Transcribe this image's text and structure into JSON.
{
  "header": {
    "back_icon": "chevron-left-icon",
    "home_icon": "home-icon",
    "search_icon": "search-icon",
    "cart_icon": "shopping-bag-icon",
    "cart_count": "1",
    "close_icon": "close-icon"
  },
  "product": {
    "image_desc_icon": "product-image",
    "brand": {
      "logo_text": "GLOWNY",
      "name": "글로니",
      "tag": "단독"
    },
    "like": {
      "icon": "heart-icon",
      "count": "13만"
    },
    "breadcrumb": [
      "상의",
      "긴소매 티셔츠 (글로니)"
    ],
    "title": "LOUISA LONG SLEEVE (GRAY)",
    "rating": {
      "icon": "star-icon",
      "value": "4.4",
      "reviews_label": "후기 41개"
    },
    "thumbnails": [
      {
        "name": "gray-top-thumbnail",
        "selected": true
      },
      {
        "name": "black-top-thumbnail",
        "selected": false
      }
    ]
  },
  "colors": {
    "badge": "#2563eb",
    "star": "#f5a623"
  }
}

■ ■ ■ ■ ■ ■ ■

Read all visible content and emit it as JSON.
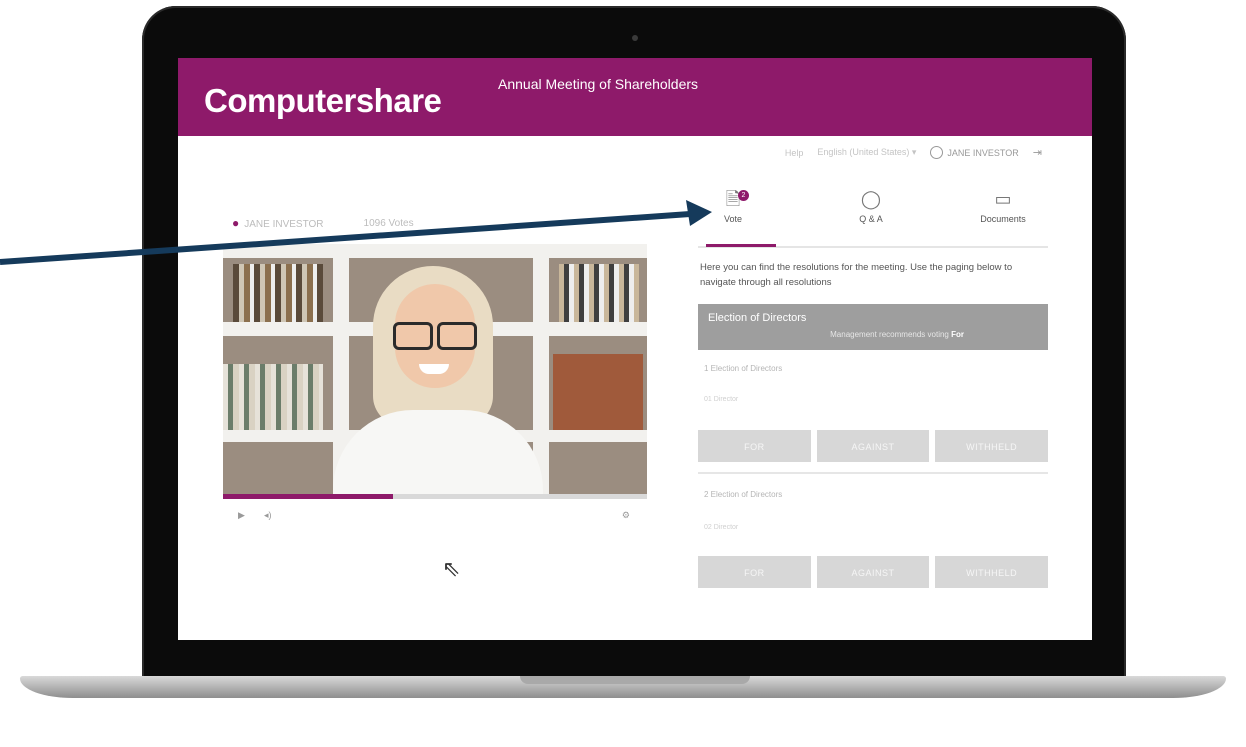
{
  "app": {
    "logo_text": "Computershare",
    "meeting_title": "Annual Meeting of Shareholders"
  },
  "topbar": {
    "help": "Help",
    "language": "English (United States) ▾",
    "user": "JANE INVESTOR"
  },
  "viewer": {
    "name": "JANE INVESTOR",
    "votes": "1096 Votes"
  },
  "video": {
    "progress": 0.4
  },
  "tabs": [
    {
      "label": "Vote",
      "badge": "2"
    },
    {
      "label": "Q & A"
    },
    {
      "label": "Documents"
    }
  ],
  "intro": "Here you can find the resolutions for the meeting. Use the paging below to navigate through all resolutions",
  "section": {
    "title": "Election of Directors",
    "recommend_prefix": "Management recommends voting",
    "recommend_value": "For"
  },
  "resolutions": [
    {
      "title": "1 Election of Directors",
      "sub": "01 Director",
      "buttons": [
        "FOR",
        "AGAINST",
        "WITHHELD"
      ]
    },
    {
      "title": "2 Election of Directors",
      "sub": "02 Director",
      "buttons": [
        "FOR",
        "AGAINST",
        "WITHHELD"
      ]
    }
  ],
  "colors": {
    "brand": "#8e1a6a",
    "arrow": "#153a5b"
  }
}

■ ■ ■ ■ ■ ■ ■

• _WHAT THE TASK ASKS_
Count every line of the material above that holds the string "JANE", then state only the total.

• _RESPONSE TO THE EXERCISE_
2